[DIRECTION]: Please write out the material that follows, exactly as it stands.

[INPUT RECORDS]:
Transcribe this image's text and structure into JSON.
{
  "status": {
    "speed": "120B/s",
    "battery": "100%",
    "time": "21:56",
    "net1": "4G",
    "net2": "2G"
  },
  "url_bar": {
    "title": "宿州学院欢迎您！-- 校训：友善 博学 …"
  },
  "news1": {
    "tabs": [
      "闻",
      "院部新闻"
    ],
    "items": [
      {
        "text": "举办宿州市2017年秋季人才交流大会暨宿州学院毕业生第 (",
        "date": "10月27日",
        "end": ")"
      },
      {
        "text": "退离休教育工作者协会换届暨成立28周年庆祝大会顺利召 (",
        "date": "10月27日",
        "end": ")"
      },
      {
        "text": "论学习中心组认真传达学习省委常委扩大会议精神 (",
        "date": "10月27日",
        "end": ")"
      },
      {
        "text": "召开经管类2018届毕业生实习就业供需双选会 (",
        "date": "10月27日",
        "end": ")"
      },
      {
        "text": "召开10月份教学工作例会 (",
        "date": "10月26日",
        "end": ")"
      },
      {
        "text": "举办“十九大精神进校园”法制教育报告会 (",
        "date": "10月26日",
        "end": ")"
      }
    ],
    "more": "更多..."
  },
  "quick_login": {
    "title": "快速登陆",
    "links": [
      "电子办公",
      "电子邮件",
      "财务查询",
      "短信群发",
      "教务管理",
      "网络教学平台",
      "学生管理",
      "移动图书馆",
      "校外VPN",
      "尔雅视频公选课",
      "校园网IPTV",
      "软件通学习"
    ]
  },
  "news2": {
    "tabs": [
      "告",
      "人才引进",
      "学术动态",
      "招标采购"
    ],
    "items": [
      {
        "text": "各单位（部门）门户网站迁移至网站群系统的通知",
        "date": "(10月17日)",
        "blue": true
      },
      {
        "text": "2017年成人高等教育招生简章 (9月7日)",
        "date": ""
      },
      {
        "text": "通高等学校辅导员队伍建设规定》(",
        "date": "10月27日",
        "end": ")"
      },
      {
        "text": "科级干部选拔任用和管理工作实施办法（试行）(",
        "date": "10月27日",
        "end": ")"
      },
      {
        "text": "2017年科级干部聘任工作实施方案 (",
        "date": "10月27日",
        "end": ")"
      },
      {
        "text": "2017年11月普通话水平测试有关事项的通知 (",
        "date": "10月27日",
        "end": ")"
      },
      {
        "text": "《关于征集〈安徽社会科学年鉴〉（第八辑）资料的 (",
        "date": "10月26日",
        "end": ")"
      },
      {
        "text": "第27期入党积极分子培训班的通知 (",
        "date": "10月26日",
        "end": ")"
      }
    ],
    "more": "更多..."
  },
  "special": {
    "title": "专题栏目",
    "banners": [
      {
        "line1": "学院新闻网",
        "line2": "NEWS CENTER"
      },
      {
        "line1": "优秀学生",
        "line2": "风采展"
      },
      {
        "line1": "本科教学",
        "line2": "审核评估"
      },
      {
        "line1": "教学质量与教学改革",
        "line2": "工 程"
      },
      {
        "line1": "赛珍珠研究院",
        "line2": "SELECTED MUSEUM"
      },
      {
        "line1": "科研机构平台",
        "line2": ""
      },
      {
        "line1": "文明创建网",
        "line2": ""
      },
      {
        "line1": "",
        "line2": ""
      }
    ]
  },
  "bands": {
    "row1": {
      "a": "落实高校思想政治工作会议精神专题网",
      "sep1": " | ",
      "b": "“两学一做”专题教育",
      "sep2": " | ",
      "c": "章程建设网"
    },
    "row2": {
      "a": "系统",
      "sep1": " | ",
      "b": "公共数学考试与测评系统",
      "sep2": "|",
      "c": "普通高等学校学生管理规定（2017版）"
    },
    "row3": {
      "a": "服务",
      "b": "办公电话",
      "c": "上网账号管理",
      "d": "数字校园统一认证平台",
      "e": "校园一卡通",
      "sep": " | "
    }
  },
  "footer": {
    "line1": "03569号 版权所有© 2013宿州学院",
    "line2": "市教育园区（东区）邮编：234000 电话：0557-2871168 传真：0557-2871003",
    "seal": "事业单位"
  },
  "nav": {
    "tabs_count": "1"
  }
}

[THE ANSWER]:
Transcribe this image's text and structure into JSON.
{
  "status": {
    "speed": "120B/s",
    "battery": "100%",
    "time": "21:56",
    "net1": "4G",
    "net2": "2G"
  },
  "url_bar": {
    "title": "宿州学院欢迎您！-- 校训：友善 博学 …"
  },
  "news1": {
    "tabs": [
      "闻",
      "院部新闻"
    ],
    "items": [
      {
        "text": "举办宿州市2017年秋季人才交流大会暨宿州学院毕业生第 (",
        "date": "10月27日",
        "end": ")"
      },
      {
        "text": "退离休教育工作者协会换届暨成立28周年庆祝大会顺利召 (",
        "date": "10月27日",
        "end": ")"
      },
      {
        "text": "论学习中心组认真传达学习省委常委扩大会议精神 (",
        "date": "10月27日",
        "end": ")"
      },
      {
        "text": "召开经管类2018届毕业生实习就业供需双选会 (",
        "date": "10月27日",
        "end": ")"
      },
      {
        "text": "召开10月份教学工作例会 (",
        "date": "10月26日",
        "end": ")"
      },
      {
        "text": "举办“十九大精神进校园”法制教育报告会 (",
        "date": "10月26日",
        "end": ")"
      }
    ],
    "more": "更多..."
  },
  "quick_login": {
    "title": "快速登陆",
    "links": [
      "电子办公",
      "电子邮件",
      "财务查询",
      "短信群发",
      "教务管理",
      "网络教学平台",
      "学生管理",
      "移动图书馆",
      "校外VPN",
      "尔雅视频公选课",
      "校园网IPTV",
      "软件通学习"
    ]
  },
  "news2": {
    "tabs": [
      "告",
      "人才引进",
      "学术动态",
      "招标采购"
    ],
    "items": [
      {
        "text": "各单位（部门）门户网站迁移至网站群系统的通知",
        "date": "(10月17日)",
        "blue": true
      },
      {
        "text": "2017年成人高等教育招生简章 (9月7日)",
        "date": ""
      },
      {
        "text": "通高等学校辅导员队伍建设规定》(",
        "date": "10月27日",
        "end": ")"
      },
      {
        "text": "科级干部选拔任用和管理工作实施办法（试行）(",
        "date": "10月27日",
        "end": ")"
      },
      {
        "text": "2017年科级干部聘任工作实施方案 (",
        "date": "10月27日",
        "end": ")"
      },
      {
        "text": "2017年11月普通话水平测试有关事项的通知 (",
        "date": "10月27日",
        "end": ")"
      },
      {
        "text": "《关于征集〈安徽社会科学年鉴〉（第八辑）资料的 (",
        "date": "10月26日",
        "end": ")"
      },
      {
        "text": "第27期入党积极分子培训班的通知 (",
        "date": "10月26日",
        "end": ")"
      }
    ],
    "more": "更多..."
  },
  "special": {
    "title": "专题栏目",
    "banners": [
      {
        "line1": "学院新闻网",
        "line2": "NEWS CENTER"
      },
      {
        "line1": "优秀学生",
        "line2": "风采展"
      },
      {
        "line1": "本科教学",
        "line2": "审核评估"
      },
      {
        "line1": "教学质量与教学改革",
        "line2": "工 程"
      },
      {
        "line1": "赛珍珠研究院",
        "line2": "SELECTED MUSEUM"
      },
      {
        "line1": "科研机构平台",
        "line2": ""
      },
      {
        "line1": "文明创建网",
        "line2": ""
      },
      {
        "line1": "",
        "line2": ""
      }
    ]
  },
  "bands": {
    "row1": {
      "a": "落实高校思想政治工作会议精神专题网",
      "sep1": " | ",
      "b": "“两学一做”专题教育",
      "sep2": " | ",
      "c": "章程建设网"
    },
    "row2": {
      "a": "系统",
      "sep1": " | ",
      "b": "公共数学考试与测评系统",
      "sep2": "|",
      "c": "普通高等学校学生管理规定（2017版）"
    },
    "row3": {
      "a": "服务",
      "b": "办公电话",
      "c": "上网账号管理",
      "d": "数字校园统一认证平台",
      "e": "校园一卡通",
      "sep": " | "
    }
  },
  "footer": {
    "line1": "03569号 版权所有© 2013宿州学院",
    "line2": "市教育园区（东区）邮编：234000 电话：0557-2871168 传真：0557-2871003",
    "seal": "事业单位"
  },
  "nav": {
    "tabs_count": "1"
  }
}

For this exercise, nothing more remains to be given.